- **Given entries**

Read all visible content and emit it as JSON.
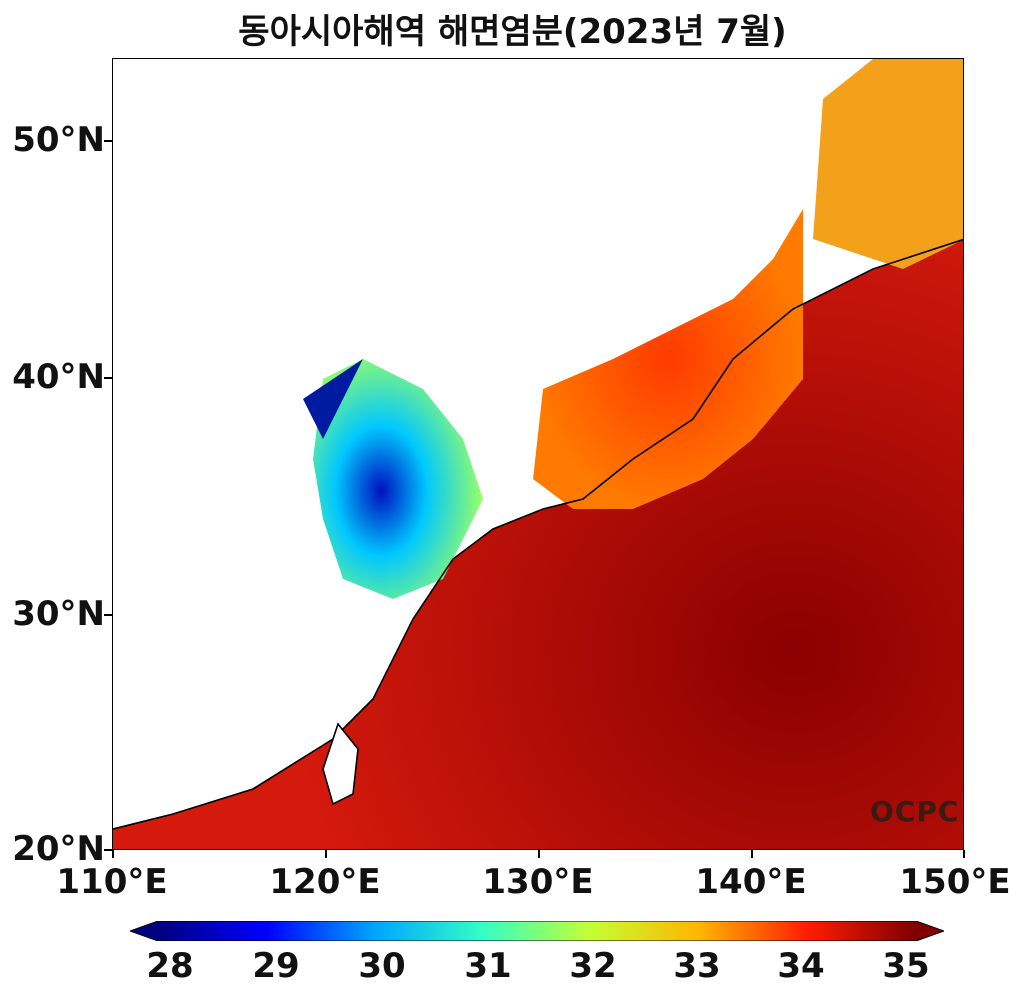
{
  "title": "동아시아해역 해면염분(2023년 7월)",
  "watermark": "OCPC",
  "y_ticks": [
    "50°N",
    "40°N",
    "30°N",
    "20°N"
  ],
  "x_ticks": [
    "110°E",
    "120°E",
    "130°E",
    "140°E",
    "150°E"
  ],
  "colorbar": {
    "ticks": [
      "28",
      "29",
      "30",
      "31",
      "32",
      "33",
      "34",
      "35"
    ],
    "colors": [
      "#00007f",
      "#0000ff",
      "#00a5ff",
      "#33ffc4",
      "#c4ff33",
      "#ffb600",
      "#ff1d00",
      "#7f0000"
    ]
  }
}
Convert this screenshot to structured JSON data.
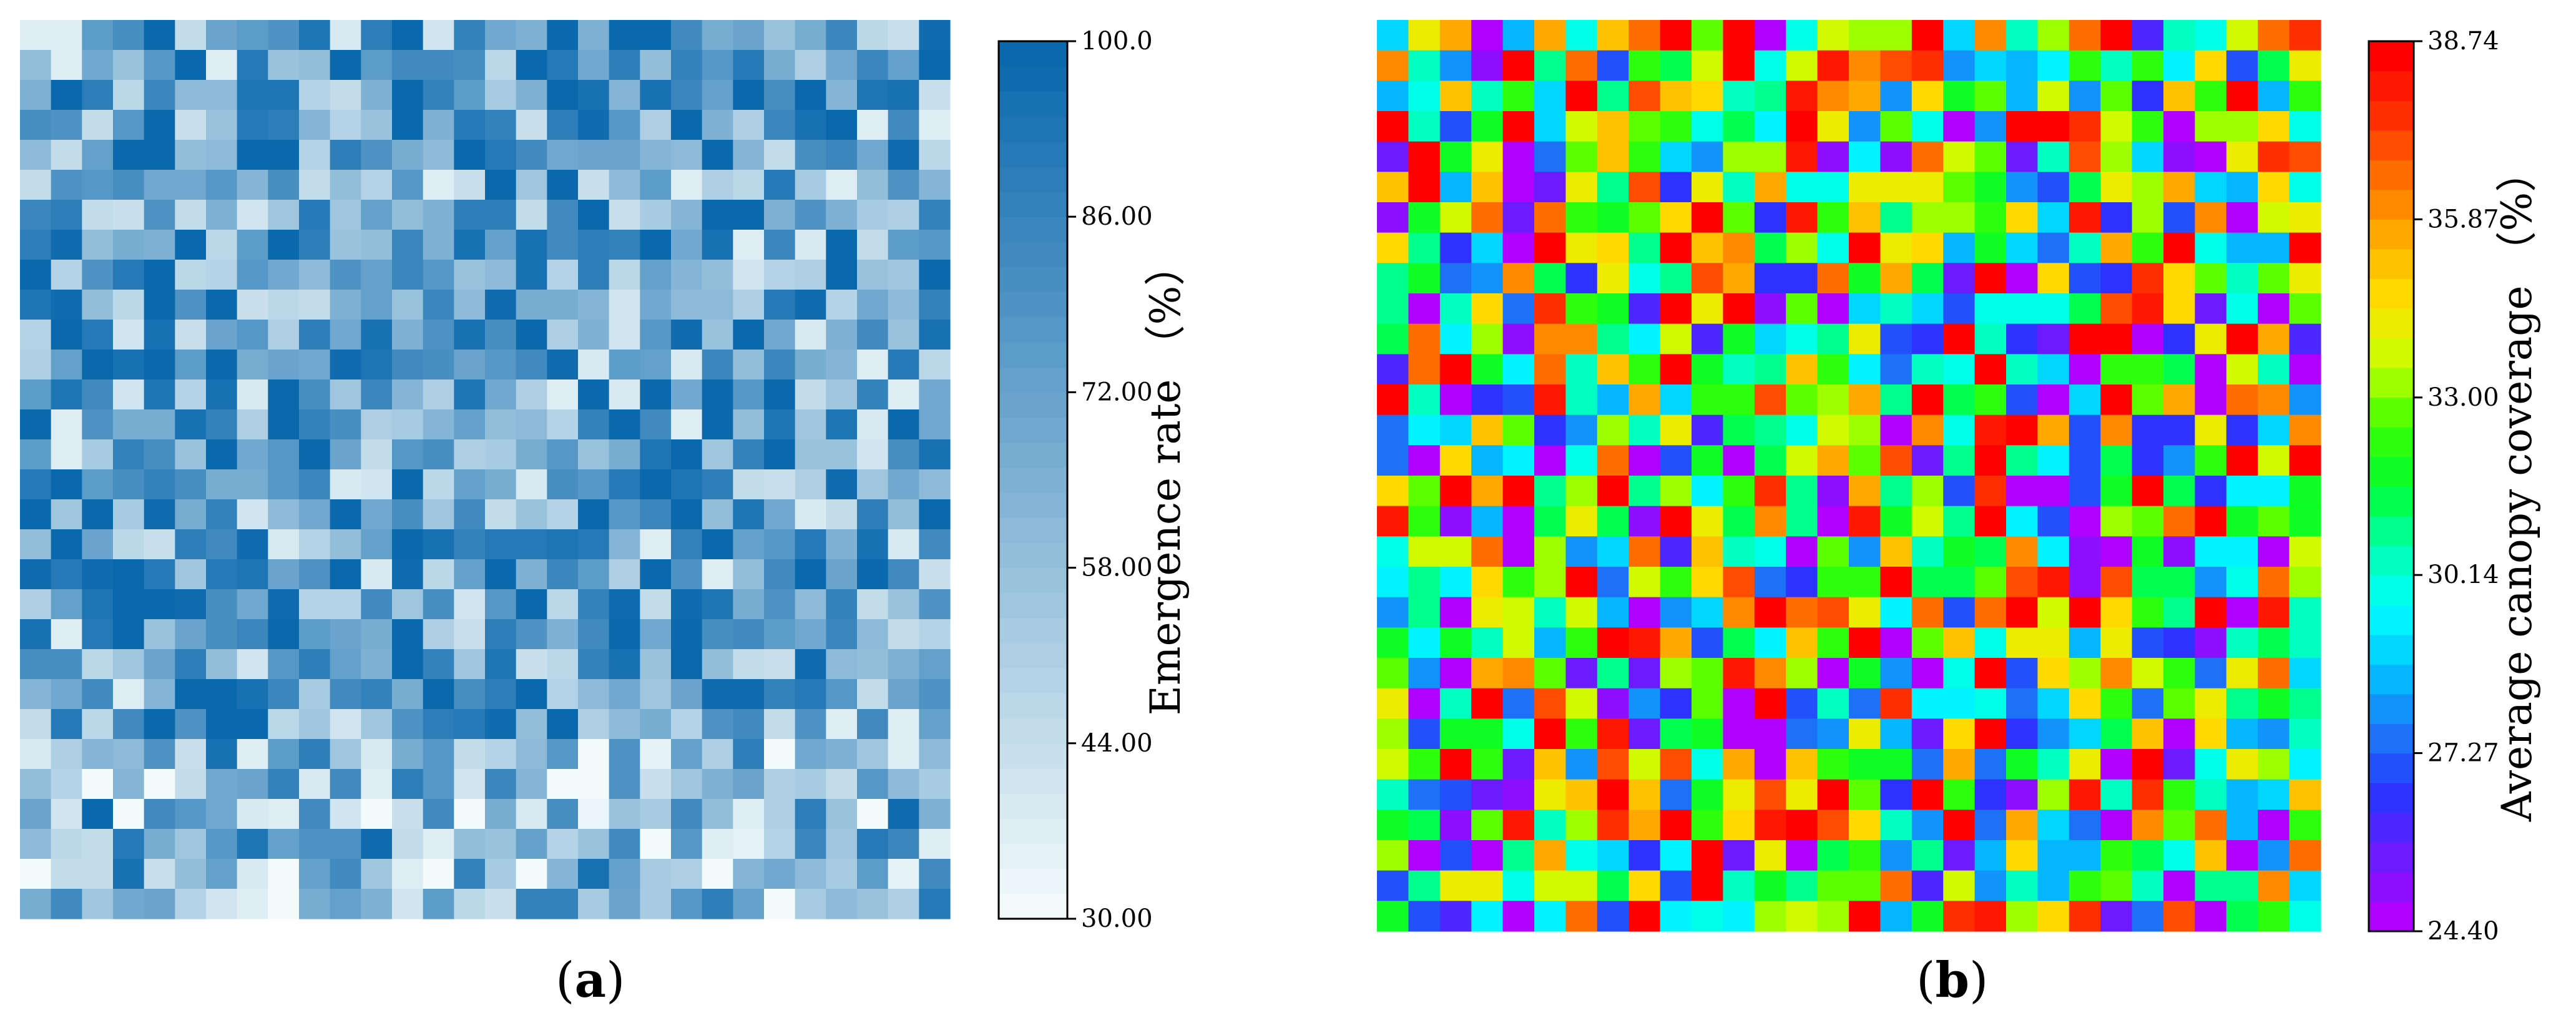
{
  "chart_data": [
    {
      "type": "heatmap",
      "panel_label": "a",
      "rows": 30,
      "cols": 30,
      "colorbar": {
        "label": "Emergence rate",
        "unit": "（%）",
        "min": 30.0,
        "max": 100.0,
        "ticks": [
          "100.0",
          "86.00",
          "72.00",
          "58.00",
          "44.00",
          "30.00"
        ],
        "tick_values": [
          100,
          86,
          72,
          58,
          44,
          30
        ],
        "levels": 35,
        "color_low": "#f2fafa",
        "color_high": "#0a68ad"
      },
      "grid": false
    },
    {
      "type": "heatmap",
      "panel_label": "b",
      "rows": 30,
      "cols": 30,
      "colorbar": {
        "label": "Average canopy coverage",
        "unit": "（%）",
        "min": 24.4,
        "max": 38.74,
        "ticks": [
          "38.74",
          "35.87",
          "33.00",
          "30.14",
          "27.27",
          "24.40"
        ],
        "tick_values": [
          38.74,
          35.87,
          33.0,
          30.14,
          27.27,
          24.4
        ],
        "levels": 30,
        "colormap": [
          "#b000ff",
          "#6a1cff",
          "#2a34ff",
          "#1c78f5",
          "#00c0ff",
          "#00ffff",
          "#00ffb0",
          "#00ff30",
          "#40ff00",
          "#c8ff00",
          "#ffe000",
          "#ffb000",
          "#ff7000",
          "#ff3000",
          "#ff0000"
        ]
      },
      "grid": false
    }
  ]
}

- **Goal of the exercise**
Output the data above without changes, apart from leaving out the pictures.

- **Answer in full**
Read all visible content and emit it as JSON.
{
  "title": "동아시아해역 해면염분(2023년 7월)",
  "watermark": "OCPC",
  "y_ticks": [
    "50°N",
    "40°N",
    "30°N",
    "20°N"
  ],
  "x_ticks": [
    "110°E",
    "120°E",
    "130°E",
    "140°E",
    "150°E"
  ],
  "colorbar": {
    "ticks": [
      "28",
      "29",
      "30",
      "31",
      "32",
      "33",
      "34",
      "35"
    ],
    "colors": [
      "#00007f",
      "#0000ff",
      "#00a5ff",
      "#33ffc4",
      "#c4ff33",
      "#ffb600",
      "#ff1d00",
      "#7f0000"
    ]
  }
}
Convert this screenshot to structured JSON data.
{
  "chart_data": [
    {
      "type": "heatmap",
      "panel_label": "a",
      "rows": 30,
      "cols": 30,
      "colorbar": {
        "label": "Emergence rate",
        "unit": "（%）",
        "min": 30.0,
        "max": 100.0,
        "ticks": [
          "100.0",
          "86.00",
          "72.00",
          "58.00",
          "44.00",
          "30.00"
        ],
        "tick_values": [
          100,
          86,
          72,
          58,
          44,
          30
        ],
        "levels": 35,
        "color_low": "#f2fafa",
        "color_high": "#0a68ad"
      },
      "grid": false
    },
    {
      "type": "heatmap",
      "panel_label": "b",
      "rows": 30,
      "cols": 30,
      "colorbar": {
        "label": "Average canopy coverage",
        "unit": "（%）",
        "min": 24.4,
        "max": 38.74,
        "ticks": [
          "38.74",
          "35.87",
          "33.00",
          "30.14",
          "27.27",
          "24.40"
        ],
        "tick_values": [
          38.74,
          35.87,
          33.0,
          30.14,
          27.27,
          24.4
        ],
        "levels": 30,
        "colormap": [
          "#b000ff",
          "#6a1cff",
          "#2a34ff",
          "#1c78f5",
          "#00c0ff",
          "#00ffff",
          "#00ffb0",
          "#00ff30",
          "#40ff00",
          "#c8ff00",
          "#ffe000",
          "#ffb000",
          "#ff7000",
          "#ff3000",
          "#ff0000"
        ]
      },
      "grid": false
    }
  ]
}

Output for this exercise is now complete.